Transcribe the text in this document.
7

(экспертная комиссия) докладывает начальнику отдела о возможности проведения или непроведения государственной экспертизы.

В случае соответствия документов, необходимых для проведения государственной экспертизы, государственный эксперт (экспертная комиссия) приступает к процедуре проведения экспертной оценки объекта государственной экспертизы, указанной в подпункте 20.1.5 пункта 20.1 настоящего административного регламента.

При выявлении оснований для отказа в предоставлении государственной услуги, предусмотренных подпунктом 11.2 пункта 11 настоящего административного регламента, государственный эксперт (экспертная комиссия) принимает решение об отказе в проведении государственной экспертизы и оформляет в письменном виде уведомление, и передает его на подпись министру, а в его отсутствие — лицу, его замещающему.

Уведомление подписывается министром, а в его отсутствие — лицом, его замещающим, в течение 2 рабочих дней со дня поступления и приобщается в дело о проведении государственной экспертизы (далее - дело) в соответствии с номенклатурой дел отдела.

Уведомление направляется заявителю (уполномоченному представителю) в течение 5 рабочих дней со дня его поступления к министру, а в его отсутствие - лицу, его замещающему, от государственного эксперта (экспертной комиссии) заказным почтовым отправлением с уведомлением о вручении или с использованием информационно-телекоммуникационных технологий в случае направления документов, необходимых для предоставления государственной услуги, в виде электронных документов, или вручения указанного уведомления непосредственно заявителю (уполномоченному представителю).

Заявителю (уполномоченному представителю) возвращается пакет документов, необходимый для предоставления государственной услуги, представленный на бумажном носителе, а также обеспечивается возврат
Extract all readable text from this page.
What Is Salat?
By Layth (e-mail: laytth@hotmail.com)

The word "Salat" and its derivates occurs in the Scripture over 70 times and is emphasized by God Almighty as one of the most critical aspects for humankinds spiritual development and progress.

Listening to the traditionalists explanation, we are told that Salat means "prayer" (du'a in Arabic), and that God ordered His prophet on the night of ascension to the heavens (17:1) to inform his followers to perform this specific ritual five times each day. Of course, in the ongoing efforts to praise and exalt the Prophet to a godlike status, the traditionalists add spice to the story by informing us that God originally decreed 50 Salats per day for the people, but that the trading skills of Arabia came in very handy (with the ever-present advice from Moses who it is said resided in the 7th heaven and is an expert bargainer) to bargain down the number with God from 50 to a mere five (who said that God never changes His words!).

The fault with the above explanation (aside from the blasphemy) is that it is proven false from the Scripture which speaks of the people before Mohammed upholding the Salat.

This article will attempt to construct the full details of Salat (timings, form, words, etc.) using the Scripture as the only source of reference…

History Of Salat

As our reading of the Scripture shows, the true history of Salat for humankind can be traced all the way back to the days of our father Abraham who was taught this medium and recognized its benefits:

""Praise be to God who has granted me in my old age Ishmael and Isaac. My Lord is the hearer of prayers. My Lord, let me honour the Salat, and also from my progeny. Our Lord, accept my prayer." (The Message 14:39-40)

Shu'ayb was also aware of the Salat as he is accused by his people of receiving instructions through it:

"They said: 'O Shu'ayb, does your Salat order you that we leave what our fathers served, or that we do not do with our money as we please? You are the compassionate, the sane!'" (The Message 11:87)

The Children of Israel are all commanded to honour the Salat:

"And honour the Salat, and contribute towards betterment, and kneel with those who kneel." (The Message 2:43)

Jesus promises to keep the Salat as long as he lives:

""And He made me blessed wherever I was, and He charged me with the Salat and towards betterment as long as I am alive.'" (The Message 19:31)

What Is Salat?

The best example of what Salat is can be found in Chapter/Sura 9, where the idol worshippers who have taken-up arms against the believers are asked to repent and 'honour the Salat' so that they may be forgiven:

______________________________

• **Exercise**: Repeat each entry word for word.

• **Exercise output**:
Transcribe the text in this document.
7

(экспертная комиссия) докладывает начальнику отдела о возможности проведения или непроведения государственной экспертизы.

В случае соответствия документов, необходимых для проведения государственной экспертизы, государственный эксперт (экспертная комиссия) приступает к процедуре проведения экспертной оценки объекта государственной экспертизы, указанной в подпункте 20.1.5 пункта 20.1 настоящего административного регламента.

При выявлении оснований для отказа в предоставлении государственной услуги, предусмотренных подпунктом 11.2 пункта 11 настоящего административного регламента, государственный эксперт (экспертная комиссия) принимает решение об отказе в проведении государственной экспертизы и оформляет в письменном виде уведомление, и передает его на подпись министру, а в его отсутствие — лицу, его замещающему.

Уведомление подписывается министром, а в его отсутствие — лицом, его замещающим, в течение 2 рабочих дней со дня поступления и приобщается в дело о проведении государственной экспертизы (далее - дело) в соответствии с номенклатурой дел отдела.

Уведомление направляется заявителю (уполномоченному представителю) в течение 5 рабочих дней со дня его поступления к министру, а в его отсутствие - лицу, его замещающему, от государственного эксперта (экспертной комиссии) заказным почтовым отправлением с уведомлением о вручении или с использованием информационно-телекоммуникационных технологий в случае направления документов, необходимых для предоставления государственной услуги, в виде электронных документов, или вручения указанного уведомления непосредственно заявителю (уполномоченному представителю).

Заявителю (уполномоченному представителю) возвращается пакет документов, необходимый для предоставления государственной услуги, представленный на бумажном носителе, а также обеспечивается возврат
Extract all readable text from this page.
What Is Salat?
By Layth (e-mail: laytth@hotmail.com)

The word "Salat" and its derivates occurs in the Scripture over 70 times and is emphasized by God Almighty as one of the most critical aspects for humankinds spiritual development and progress.

Listening to the traditionalists explanation, we are told that Salat means "prayer" (du'a in Arabic), and that God ordered His prophet on the night of ascension to the heavens (17:1) to inform his followers to perform this specific ritual five times each day. Of course, in the ongoing efforts to praise and exalt the Prophet to a godlike status, the traditionalists add spice to the story by informing us that God originally decreed 50 Salats per day for the people, but that the trading skills of Arabia came in very handy (with the ever-present advice from Moses who it is said resided in the 7th heaven and is an expert bargainer) to bargain down the number with God from 50 to a mere five (who said that God never changes His words!).

The fault with the above explanation (aside from the blasphemy) is that it is proven false from the Scripture which speaks of the people before Mohammed upholding the Salat.

This article will attempt to construct the full details of Salat (timings, form, words, etc.) using the Scripture as the only source of reference…

History Of Salat

As our reading of the Scripture shows, the true history of Salat for humankind can be traced all the way back to the days of our father Abraham who was taught this medium and recognized its benefits:

""Praise be to God who has granted me in my old age Ishmael and Isaac. My Lord is the hearer of prayers. My Lord, let me honour the Salat, and also from my progeny. Our Lord, accept my prayer." (The Message 14:39-40)

Shu'ayb was also aware of the Salat as he is accused by his people of receiving instructions through it:

"They said: 'O Shu'ayb, does your Salat order you that we leave what our fathers served, or that we do not do with our money as we please? You are the compassionate, the sane!'" (The Message 11:87)

The Children of Israel are all commanded to honour the Salat:

"And honour the Salat, and contribute towards betterment, and kneel with those who kneel." (The Message 2:43)

Jesus promises to keep the Salat as long as he lives:

""And He made me blessed wherever I was, and He charged me with the Salat and towards betterment as long as I am alive.'" (The Message 19:31)

What Is Salat?

The best example of what Salat is can be found in Chapter/Sura 9, where the idol worshippers who have taken-up arms against the believers are asked to repent and 'honour the Salat' so that they may be forgiven:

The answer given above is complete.